WHAT YOU HAVE TO DO ▸ Can you write out the whole listing exactly?

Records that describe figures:
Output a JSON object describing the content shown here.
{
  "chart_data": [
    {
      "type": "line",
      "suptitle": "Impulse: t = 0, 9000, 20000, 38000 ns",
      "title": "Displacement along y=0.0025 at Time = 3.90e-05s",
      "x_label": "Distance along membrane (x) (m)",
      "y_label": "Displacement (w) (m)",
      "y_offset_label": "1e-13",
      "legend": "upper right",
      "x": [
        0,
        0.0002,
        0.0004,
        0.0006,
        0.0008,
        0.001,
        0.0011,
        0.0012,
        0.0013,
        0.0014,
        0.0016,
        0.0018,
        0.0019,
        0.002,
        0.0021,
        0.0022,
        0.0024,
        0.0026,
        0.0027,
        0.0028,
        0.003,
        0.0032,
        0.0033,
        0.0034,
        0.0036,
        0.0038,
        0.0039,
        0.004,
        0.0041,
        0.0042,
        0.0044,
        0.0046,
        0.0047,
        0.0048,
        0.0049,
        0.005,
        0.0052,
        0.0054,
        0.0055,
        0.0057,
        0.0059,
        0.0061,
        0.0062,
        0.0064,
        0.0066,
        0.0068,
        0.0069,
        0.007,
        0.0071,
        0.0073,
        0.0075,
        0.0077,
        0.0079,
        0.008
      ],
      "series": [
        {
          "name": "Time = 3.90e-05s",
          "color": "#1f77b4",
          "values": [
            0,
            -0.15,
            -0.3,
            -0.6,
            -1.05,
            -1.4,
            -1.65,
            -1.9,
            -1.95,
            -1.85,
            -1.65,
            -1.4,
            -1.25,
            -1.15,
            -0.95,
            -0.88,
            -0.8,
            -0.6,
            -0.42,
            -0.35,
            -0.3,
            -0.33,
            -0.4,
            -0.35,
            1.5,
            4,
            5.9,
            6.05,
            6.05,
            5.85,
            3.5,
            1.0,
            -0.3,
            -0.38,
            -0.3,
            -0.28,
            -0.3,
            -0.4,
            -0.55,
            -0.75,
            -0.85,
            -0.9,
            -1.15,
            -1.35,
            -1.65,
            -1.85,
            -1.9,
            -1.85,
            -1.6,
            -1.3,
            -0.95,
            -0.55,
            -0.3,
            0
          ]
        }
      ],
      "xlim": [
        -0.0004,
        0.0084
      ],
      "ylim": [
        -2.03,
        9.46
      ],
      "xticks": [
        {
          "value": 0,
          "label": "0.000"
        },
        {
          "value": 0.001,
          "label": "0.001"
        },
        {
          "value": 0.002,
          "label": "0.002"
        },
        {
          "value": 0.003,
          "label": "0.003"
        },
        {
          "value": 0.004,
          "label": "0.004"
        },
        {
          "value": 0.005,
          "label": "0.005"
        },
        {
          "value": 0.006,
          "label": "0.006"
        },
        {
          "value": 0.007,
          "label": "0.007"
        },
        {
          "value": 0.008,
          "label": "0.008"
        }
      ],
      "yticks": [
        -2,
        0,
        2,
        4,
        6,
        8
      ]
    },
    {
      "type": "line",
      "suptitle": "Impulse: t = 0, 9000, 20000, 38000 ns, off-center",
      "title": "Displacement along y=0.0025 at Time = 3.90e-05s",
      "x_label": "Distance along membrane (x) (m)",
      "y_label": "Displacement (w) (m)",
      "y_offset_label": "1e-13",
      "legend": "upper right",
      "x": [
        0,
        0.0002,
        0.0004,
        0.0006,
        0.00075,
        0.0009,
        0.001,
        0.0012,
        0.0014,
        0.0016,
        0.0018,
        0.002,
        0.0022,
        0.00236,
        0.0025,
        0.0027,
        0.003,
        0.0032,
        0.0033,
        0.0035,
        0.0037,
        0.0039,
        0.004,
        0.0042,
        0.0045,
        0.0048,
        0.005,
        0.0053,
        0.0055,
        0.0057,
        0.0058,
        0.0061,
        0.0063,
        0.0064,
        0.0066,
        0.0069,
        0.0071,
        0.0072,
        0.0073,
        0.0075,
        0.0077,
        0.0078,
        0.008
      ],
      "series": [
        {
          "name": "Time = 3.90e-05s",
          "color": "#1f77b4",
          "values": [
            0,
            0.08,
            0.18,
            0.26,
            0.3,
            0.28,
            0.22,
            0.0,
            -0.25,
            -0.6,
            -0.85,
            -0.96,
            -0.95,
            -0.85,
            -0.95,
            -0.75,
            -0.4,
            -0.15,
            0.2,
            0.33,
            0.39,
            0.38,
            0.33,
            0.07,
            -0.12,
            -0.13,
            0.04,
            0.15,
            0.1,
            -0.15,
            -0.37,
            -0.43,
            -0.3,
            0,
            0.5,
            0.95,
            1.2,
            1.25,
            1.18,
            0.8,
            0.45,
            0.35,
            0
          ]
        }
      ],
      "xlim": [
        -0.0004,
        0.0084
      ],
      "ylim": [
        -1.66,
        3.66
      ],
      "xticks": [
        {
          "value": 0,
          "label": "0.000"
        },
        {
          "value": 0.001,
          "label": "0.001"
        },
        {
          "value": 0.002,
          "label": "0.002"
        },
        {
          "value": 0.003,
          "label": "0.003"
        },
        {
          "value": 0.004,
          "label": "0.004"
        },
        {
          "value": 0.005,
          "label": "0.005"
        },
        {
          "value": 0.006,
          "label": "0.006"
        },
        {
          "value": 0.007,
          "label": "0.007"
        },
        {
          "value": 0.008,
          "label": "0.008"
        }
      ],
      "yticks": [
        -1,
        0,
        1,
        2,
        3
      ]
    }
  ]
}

RESPONSE TO THE TASK ▸
Output a JSON object describing the content shown here.
{
  "chart_data": [
    {
      "type": "line",
      "suptitle": "Impulse: t = 0, 9000, 20000, 38000 ns",
      "title": "Displacement along y=0.0025 at Time = 3.90e-05s",
      "x_label": "Distance along membrane (x) (m)",
      "y_label": "Displacement (w) (m)",
      "y_offset_label": "1e-13",
      "legend": "upper right",
      "x": [
        0,
        0.0002,
        0.0004,
        0.0006,
        0.0008,
        0.001,
        0.0011,
        0.0012,
        0.0013,
        0.0014,
        0.0016,
        0.0018,
        0.0019,
        0.002,
        0.0021,
        0.0022,
        0.0024,
        0.0026,
        0.0027,
        0.0028,
        0.003,
        0.0032,
        0.0033,
        0.0034,
        0.0036,
        0.0038,
        0.0039,
        0.004,
        0.0041,
        0.0042,
        0.0044,
        0.0046,
        0.0047,
        0.0048,
        0.0049,
        0.005,
        0.0052,
        0.0054,
        0.0055,
        0.0057,
        0.0059,
        0.0061,
        0.0062,
        0.0064,
        0.0066,
        0.0068,
        0.0069,
        0.007,
        0.0071,
        0.0073,
        0.0075,
        0.0077,
        0.0079,
        0.008
      ],
      "series": [
        {
          "name": "Time = 3.90e-05s",
          "color": "#1f77b4",
          "values": [
            0,
            -0.15,
            -0.3,
            -0.6,
            -1.05,
            -1.4,
            -1.65,
            -1.9,
            -1.95,
            -1.85,
            -1.65,
            -1.4,
            -1.25,
            -1.15,
            -0.95,
            -0.88,
            -0.8,
            -0.6,
            -0.42,
            -0.35,
            -0.3,
            -0.33,
            -0.4,
            -0.35,
            1.5,
            4,
            5.9,
            6.05,
            6.05,
            5.85,
            3.5,
            1.0,
            -0.3,
            -0.38,
            -0.3,
            -0.28,
            -0.3,
            -0.4,
            -0.55,
            -0.75,
            -0.85,
            -0.9,
            -1.15,
            -1.35,
            -1.65,
            -1.85,
            -1.9,
            -1.85,
            -1.6,
            -1.3,
            -0.95,
            -0.55,
            -0.3,
            0
          ]
        }
      ],
      "xlim": [
        -0.0004,
        0.0084
      ],
      "ylim": [
        -2.03,
        9.46
      ],
      "xticks": [
        {
          "value": 0,
          "label": "0.000"
        },
        {
          "value": 0.001,
          "label": "0.001"
        },
        {
          "value": 0.002,
          "label": "0.002"
        },
        {
          "value": 0.003,
          "label": "0.003"
        },
        {
          "value": 0.004,
          "label": "0.004"
        },
        {
          "value": 0.005,
          "label": "0.005"
        },
        {
          "value": 0.006,
          "label": "0.006"
        },
        {
          "value": 0.007,
          "label": "0.007"
        },
        {
          "value": 0.008,
          "label": "0.008"
        }
      ],
      "yticks": [
        -2,
        0,
        2,
        4,
        6,
        8
      ]
    },
    {
      "type": "line",
      "suptitle": "Impulse: t = 0, 9000, 20000, 38000 ns, off-center",
      "title": "Displacement along y=0.0025 at Time = 3.90e-05s",
      "x_label": "Distance along membrane (x) (m)",
      "y_label": "Displacement (w) (m)",
      "y_offset_label": "1e-13",
      "legend": "upper right",
      "x": [
        0,
        0.0002,
        0.0004,
        0.0006,
        0.00075,
        0.0009,
        0.001,
        0.0012,
        0.0014,
        0.0016,
        0.0018,
        0.002,
        0.0022,
        0.00236,
        0.0025,
        0.0027,
        0.003,
        0.0032,
        0.0033,
        0.0035,
        0.0037,
        0.0039,
        0.004,
        0.0042,
        0.0045,
        0.0048,
        0.005,
        0.0053,
        0.0055,
        0.0057,
        0.0058,
        0.0061,
        0.0063,
        0.0064,
        0.0066,
        0.0069,
        0.0071,
        0.0072,
        0.0073,
        0.0075,
        0.0077,
        0.0078,
        0.008
      ],
      "series": [
        {
          "name": "Time = 3.90e-05s",
          "color": "#1f77b4",
          "values": [
            0,
            0.08,
            0.18,
            0.26,
            0.3,
            0.28,
            0.22,
            0.0,
            -0.25,
            -0.6,
            -0.85,
            -0.96,
            -0.95,
            -0.85,
            -0.95,
            -0.75,
            -0.4,
            -0.15,
            0.2,
            0.33,
            0.39,
            0.38,
            0.33,
            0.07,
            -0.12,
            -0.13,
            0.04,
            0.15,
            0.1,
            -0.15,
            -0.37,
            -0.43,
            -0.3,
            0,
            0.5,
            0.95,
            1.2,
            1.25,
            1.18,
            0.8,
            0.45,
            0.35,
            0
          ]
        }
      ],
      "xlim": [
        -0.0004,
        0.0084
      ],
      "ylim": [
        -1.66,
        3.66
      ],
      "xticks": [
        {
          "value": 0,
          "label": "0.000"
        },
        {
          "value": 0.001,
          "label": "0.001"
        },
        {
          "value": 0.002,
          "label": "0.002"
        },
        {
          "value": 0.003,
          "label": "0.003"
        },
        {
          "value": 0.004,
          "label": "0.004"
        },
        {
          "value": 0.005,
          "label": "0.005"
        },
        {
          "value": 0.006,
          "label": "0.006"
        },
        {
          "value": 0.007,
          "label": "0.007"
        },
        {
          "value": 0.008,
          "label": "0.008"
        }
      ],
      "yticks": [
        -1,
        0,
        1,
        2,
        3
      ]
    }
  ]
}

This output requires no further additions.